CHALLENGE:
In this exercise, reproduce all the entries that follow exactly.

Data records:
══════════════════════════════
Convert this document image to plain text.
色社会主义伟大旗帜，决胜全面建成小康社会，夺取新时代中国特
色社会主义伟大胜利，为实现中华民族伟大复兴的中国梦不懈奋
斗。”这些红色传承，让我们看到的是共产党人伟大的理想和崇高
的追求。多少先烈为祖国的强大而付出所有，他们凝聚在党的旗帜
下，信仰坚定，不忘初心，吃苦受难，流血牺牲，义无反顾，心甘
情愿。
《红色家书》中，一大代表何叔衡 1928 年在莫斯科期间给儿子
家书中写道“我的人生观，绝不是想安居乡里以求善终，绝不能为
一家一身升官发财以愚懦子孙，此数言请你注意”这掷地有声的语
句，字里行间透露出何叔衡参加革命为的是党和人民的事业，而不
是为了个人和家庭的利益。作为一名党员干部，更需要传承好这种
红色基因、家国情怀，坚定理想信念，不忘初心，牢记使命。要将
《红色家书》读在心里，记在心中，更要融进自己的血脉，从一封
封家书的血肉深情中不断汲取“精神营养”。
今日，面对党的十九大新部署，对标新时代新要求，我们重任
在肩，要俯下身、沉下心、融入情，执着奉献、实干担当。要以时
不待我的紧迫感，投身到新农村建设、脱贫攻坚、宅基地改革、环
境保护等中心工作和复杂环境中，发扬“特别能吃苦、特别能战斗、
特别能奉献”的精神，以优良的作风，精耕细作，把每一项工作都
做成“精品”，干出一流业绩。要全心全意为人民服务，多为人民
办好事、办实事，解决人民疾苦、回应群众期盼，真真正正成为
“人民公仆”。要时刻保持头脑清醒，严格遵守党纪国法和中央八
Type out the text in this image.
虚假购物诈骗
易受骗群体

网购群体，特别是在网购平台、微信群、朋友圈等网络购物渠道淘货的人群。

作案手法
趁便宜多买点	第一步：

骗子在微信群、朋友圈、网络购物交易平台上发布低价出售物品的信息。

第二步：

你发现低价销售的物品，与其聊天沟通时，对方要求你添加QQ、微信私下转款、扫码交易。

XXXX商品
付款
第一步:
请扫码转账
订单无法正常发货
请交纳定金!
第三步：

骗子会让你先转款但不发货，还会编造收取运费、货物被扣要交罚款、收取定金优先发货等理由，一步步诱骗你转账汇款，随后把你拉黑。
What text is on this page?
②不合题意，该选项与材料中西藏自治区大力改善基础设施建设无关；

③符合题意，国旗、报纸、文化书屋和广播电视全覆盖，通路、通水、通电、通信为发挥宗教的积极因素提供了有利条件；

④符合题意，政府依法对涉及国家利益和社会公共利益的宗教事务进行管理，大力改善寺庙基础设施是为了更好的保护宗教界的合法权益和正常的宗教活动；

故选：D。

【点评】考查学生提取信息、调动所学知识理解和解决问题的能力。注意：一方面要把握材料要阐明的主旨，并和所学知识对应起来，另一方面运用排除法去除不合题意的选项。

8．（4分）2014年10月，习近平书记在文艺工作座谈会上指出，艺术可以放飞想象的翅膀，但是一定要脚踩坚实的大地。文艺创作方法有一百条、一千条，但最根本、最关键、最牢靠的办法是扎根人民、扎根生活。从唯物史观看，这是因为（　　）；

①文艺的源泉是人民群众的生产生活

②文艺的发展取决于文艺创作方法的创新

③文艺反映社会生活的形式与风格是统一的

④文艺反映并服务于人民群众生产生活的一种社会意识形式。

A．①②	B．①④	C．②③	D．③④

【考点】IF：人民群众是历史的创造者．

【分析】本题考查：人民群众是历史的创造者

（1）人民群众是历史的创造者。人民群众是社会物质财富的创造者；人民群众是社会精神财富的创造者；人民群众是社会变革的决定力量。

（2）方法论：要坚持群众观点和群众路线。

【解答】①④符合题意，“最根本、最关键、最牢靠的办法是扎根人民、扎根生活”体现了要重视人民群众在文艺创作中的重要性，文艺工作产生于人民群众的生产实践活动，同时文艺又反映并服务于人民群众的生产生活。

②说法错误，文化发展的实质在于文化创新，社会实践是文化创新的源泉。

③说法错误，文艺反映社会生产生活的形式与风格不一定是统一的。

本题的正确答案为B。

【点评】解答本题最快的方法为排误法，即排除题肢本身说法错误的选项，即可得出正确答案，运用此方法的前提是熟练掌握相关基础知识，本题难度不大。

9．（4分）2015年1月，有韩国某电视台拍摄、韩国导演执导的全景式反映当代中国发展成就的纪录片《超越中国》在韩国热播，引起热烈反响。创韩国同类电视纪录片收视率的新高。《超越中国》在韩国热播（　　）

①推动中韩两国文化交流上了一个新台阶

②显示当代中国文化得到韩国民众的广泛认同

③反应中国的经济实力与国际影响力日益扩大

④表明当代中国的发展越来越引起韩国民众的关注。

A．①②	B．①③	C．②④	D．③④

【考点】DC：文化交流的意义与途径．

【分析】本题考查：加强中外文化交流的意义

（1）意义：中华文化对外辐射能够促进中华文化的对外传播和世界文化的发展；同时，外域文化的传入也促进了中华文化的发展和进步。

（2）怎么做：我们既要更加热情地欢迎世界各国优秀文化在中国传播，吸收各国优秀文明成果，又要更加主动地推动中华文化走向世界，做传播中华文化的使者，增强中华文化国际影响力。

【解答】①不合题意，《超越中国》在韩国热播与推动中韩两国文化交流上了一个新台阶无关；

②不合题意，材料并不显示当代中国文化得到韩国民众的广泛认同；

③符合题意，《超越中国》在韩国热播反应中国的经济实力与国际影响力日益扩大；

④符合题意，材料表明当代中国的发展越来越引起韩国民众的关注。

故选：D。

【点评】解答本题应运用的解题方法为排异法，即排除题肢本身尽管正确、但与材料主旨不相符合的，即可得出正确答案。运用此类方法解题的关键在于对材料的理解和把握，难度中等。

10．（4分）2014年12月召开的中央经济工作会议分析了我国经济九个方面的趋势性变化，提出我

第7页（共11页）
══════════════════════════════
ANSWER IN FULL:
Convert this document image to plain text.
色社会主义伟大旗帜，决胜全面建成小康社会，夺取新时代中国特
色社会主义伟大胜利，为实现中华民族伟大复兴的中国梦不懈奋
斗。”这些红色传承，让我们看到的是共产党人伟大的理想和崇高
的追求。多少先烈为祖国的强大而付出所有，他们凝聚在党的旗帜
下，信仰坚定，不忘初心，吃苦受难，流血牺牲，义无反顾，心甘
情愿。
《红色家书》中，一大代表何叔衡 1928 年在莫斯科期间给儿子
家书中写道“我的人生观，绝不是想安居乡里以求善终，绝不能为
一家一身升官发财以愚懦子孙，此数言请你注意”这掷地有声的语
句，字里行间透露出何叔衡参加革命为的是党和人民的事业，而不
是为了个人和家庭的利益。作为一名党员干部，更需要传承好这种
红色基因、家国情怀，坚定理想信念，不忘初心，牢记使命。要将
《红色家书》读在心里，记在心中，更要融进自己的血脉，从一封
封家书的血肉深情中不断汲取“精神营养”。
今日，面对党的十九大新部署，对标新时代新要求，我们重任
在肩，要俯下身、沉下心、融入情，执着奉献、实干担当。要以时
不待我的紧迫感，投身到新农村建设、脱贫攻坚、宅基地改革、环
境保护等中心工作和复杂环境中，发扬“特别能吃苦、特别能战斗、
特别能奉献”的精神，以优良的作风，精耕细作，把每一项工作都
做成“精品”，干出一流业绩。要全心全意为人民服务，多为人民
办好事、办实事，解决人民疾苦、回应群众期盼，真真正正成为
“人民公仆”。要时刻保持头脑清醒，严格遵守党纪国法和中央八
Type out the text in this image.
虚假购物诈骗
易受骗群体

网购群体，特别是在网购平台、微信群、朋友圈等网络购物渠道淘货的人群。

作案手法
趁便宜多买点	第一步：

骗子在微信群、朋友圈、网络购物交易平台上发布低价出售物品的信息。

第二步：

你发现低价销售的物品，与其聊天沟通时，对方要求你添加QQ、微信私下转款、扫码交易。

XXXX商品
付款
第一步:
请扫码转账
订单无法正常发货
请交纳定金!
第三步：

骗子会让你先转款但不发货，还会编造收取运费、货物被扣要交罚款、收取定金优先发货等理由，一步步诱骗你转账汇款，随后把你拉黑。
What text is on this page?
②不合题意，该选项与材料中西藏自治区大力改善基础设施建设无关；

③符合题意，国旗、报纸、文化书屋和广播电视全覆盖，通路、通水、通电、通信为发挥宗教的积极因素提供了有利条件；

④符合题意，政府依法对涉及国家利益和社会公共利益的宗教事务进行管理，大力改善寺庙基础设施是为了更好的保护宗教界的合法权益和正常的宗教活动；

故选：D。

【点评】考查学生提取信息、调动所学知识理解和解决问题的能力。注意：一方面要把握材料要阐明的主旨，并和所学知识对应起来，另一方面运用排除法去除不合题意的选项。

8．（4分）2014年10月，习近平书记在文艺工作座谈会上指出，艺术可以放飞想象的翅膀，但是一定要脚踩坚实的大地。文艺创作方法有一百条、一千条，但最根本、最关键、最牢靠的办法是扎根人民、扎根生活。从唯物史观看，这是因为（　　）；

①文艺的源泉是人民群众的生产生活

②文艺的发展取决于文艺创作方法的创新

③文艺反映社会生活的形式与风格是统一的

④文艺反映并服务于人民群众生产生活的一种社会意识形式。

A．①②	B．①④	C．②③	D．③④

【考点】IF：人民群众是历史的创造者．

【分析】本题考查：人民群众是历史的创造者

（1）人民群众是历史的创造者。人民群众是社会物质财富的创造者；人民群众是社会精神财富的创造者；人民群众是社会变革的决定力量。

（2）方法论：要坚持群众观点和群众路线。

【解答】①④符合题意，“最根本、最关键、最牢靠的办法是扎根人民、扎根生活”体现了要重视人民群众在文艺创作中的重要性，文艺工作产生于人民群众的生产实践活动，同时文艺又反映并服务于人民群众的生产生活。

②说法错误，文化发展的实质在于文化创新，社会实践是文化创新的源泉。

③说法错误，文艺反映社会生产生活的形式与风格不一定是统一的。

本题的正确答案为B。

【点评】解答本题最快的方法为排误法，即排除题肢本身说法错误的选项，即可得出正确答案，运用此方法的前提是熟练掌握相关基础知识，本题难度不大。

9．（4分）2015年1月，有韩国某电视台拍摄、韩国导演执导的全景式反映当代中国发展成就的纪录片《超越中国》在韩国热播，引起热烈反响。创韩国同类电视纪录片收视率的新高。《超越中国》在韩国热播（　　）

①推动中韩两国文化交流上了一个新台阶

②显示当代中国文化得到韩国民众的广泛认同

③反应中国的经济实力与国际影响力日益扩大

④表明当代中国的发展越来越引起韩国民众的关注。

A．①②	B．①③	C．②④	D．③④

【考点】DC：文化交流的意义与途径．

【分析】本题考查：加强中外文化交流的意义

（1）意义：中华文化对外辐射能够促进中华文化的对外传播和世界文化的发展；同时，外域文化的传入也促进了中华文化的发展和进步。

（2）怎么做：我们既要更加热情地欢迎世界各国优秀文化在中国传播，吸收各国优秀文明成果，又要更加主动地推动中华文化走向世界，做传播中华文化的使者，增强中华文化国际影响力。

【解答】①不合题意，《超越中国》在韩国热播与推动中韩两国文化交流上了一个新台阶无关；

②不合题意，材料并不显示当代中国文化得到韩国民众的广泛认同；

③符合题意，《超越中国》在韩国热播反应中国的经济实力与国际影响力日益扩大；

④符合题意，材料表明当代中国的发展越来越引起韩国民众的关注。

故选：D。

【点评】解答本题应运用的解题方法为排异法，即排除题肢本身尽管正确、但与材料主旨不相符合的，即可得出正确答案。运用此类方法解题的关键在于对材料的理解和把握，难度中等。

10．（4分）2014年12月召开的中央经济工作会议分析了我国经济九个方面的趋势性变化，提出我

第7页（共11页）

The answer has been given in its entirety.